▶ Aim: Where a line of the material contains the string "text", copy that line.
┌──
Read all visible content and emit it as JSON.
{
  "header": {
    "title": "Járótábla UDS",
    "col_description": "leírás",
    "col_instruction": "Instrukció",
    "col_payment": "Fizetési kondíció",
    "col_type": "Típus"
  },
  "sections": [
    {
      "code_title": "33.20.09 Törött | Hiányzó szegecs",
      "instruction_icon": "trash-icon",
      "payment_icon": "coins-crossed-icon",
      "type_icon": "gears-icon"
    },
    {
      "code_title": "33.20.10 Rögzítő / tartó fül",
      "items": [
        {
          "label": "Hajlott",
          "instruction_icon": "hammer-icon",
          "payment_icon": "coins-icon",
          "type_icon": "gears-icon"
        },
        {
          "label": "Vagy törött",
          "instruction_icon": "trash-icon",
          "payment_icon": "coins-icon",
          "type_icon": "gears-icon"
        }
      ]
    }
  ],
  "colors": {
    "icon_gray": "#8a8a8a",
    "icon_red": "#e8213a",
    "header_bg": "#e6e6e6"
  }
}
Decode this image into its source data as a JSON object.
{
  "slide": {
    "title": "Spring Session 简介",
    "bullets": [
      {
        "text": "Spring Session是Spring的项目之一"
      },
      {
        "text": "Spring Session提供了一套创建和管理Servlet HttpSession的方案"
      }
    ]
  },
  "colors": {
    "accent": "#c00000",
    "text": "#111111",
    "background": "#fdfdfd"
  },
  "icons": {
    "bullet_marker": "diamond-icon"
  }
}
└──
▶ Task solution:
        "text": "Spring Session是Spring的项目之一"
        "text": "Spring Session提供了一套创建和管理Servlet HttpSession的方案"
    "text": "#111111",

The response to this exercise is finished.